Source records
------------------------------------------------------------------------

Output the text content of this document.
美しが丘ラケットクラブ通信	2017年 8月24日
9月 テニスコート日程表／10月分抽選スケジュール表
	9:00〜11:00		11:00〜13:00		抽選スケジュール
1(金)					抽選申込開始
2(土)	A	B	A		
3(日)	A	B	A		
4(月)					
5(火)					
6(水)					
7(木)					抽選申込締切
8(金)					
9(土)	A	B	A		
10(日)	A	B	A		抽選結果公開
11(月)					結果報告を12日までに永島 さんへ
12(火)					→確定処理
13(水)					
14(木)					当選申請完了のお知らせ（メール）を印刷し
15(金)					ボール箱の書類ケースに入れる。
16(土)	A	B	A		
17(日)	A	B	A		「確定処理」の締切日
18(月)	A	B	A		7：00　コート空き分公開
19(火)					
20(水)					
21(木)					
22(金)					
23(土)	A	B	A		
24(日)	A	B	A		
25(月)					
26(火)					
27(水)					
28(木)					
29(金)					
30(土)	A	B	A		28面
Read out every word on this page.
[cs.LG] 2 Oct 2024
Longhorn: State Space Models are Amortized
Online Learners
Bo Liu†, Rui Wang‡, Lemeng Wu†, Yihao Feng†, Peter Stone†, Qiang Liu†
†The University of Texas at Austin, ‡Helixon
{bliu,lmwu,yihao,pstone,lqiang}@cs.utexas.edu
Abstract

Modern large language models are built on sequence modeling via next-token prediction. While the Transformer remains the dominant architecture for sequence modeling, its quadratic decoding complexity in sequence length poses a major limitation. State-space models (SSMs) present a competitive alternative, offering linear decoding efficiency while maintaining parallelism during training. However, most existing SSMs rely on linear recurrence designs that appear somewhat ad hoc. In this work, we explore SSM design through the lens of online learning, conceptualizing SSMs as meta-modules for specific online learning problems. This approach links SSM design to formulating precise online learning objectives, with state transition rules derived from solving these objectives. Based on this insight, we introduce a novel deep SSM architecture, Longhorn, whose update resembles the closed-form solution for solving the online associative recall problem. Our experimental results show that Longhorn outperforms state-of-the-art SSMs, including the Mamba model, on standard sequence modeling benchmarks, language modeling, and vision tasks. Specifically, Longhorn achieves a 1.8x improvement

------------------------------------------------------------------------

## JOB
Produce an exact copy of all the records.

## TASK OUTPUT
Output the text content of this document.
美しが丘ラケットクラブ通信	2017年 8月24日
9月 テニスコート日程表／10月分抽選スケジュール表
	9:00〜11:00		11:00〜13:00		抽選スケジュール
1(金)					抽選申込開始
2(土)	A	B	A		
3(日)	A	B	A		
4(月)					
5(火)					
6(水)					
7(木)					抽選申込締切
8(金)					
9(土)	A	B	A		
10(日)	A	B	A		抽選結果公開
11(月)					結果報告を12日までに永島 さんへ
12(火)					→確定処理
13(水)					
14(木)					当選申請完了のお知らせ（メール）を印刷し
15(金)					ボール箱の書類ケースに入れる。
16(土)	A	B	A		
17(日)	A	B	A		「確定処理」の締切日
18(月)	A	B	A		7：00　コート空き分公開
19(火)					
20(水)					
21(木)					
22(金)					
23(土)	A	B	A		
24(日)	A	B	A		
25(月)					
26(火)					
27(水)					
28(木)					
29(金)					
30(土)	A	B	A		28面
Read out every word on this page.
[cs.LG] 2 Oct 2024
Longhorn: State Space Models are Amortized
Online Learners
Bo Liu†, Rui Wang‡, Lemeng Wu†, Yihao Feng†, Peter Stone†, Qiang Liu†
†The University of Texas at Austin, ‡Helixon
{bliu,lmwu,yihao,pstone,lqiang}@cs.utexas.edu
Abstract

Modern large language models are built on sequence modeling via next-token prediction. While the Transformer remains the dominant architecture for sequence modeling, its quadratic decoding complexity in sequence length poses a major limitation. State-space models (SSMs) present a competitive alternative, offering linear decoding efficiency while maintaining parallelism during training. However, most existing SSMs rely on linear recurrence designs that appear somewhat ad hoc. In this work, we explore SSM design through the lens of online learning, conceptualizing SSMs as meta-modules for specific online learning problems. This approach links SSM design to formulating precise online learning objectives, with state transition rules derived from solving these objectives. Based on this insight, we introduce a novel deep SSM architecture, Longhorn, whose update resembles the closed-form solution for solving the online associative recall problem. Our experimental results show that Longhorn outperforms state-of-the-art SSMs, including the Mamba model, on standard sequence modeling benchmarks, language modeling, and vision tasks. Specifically, Longhorn achieves a 1.8x improvement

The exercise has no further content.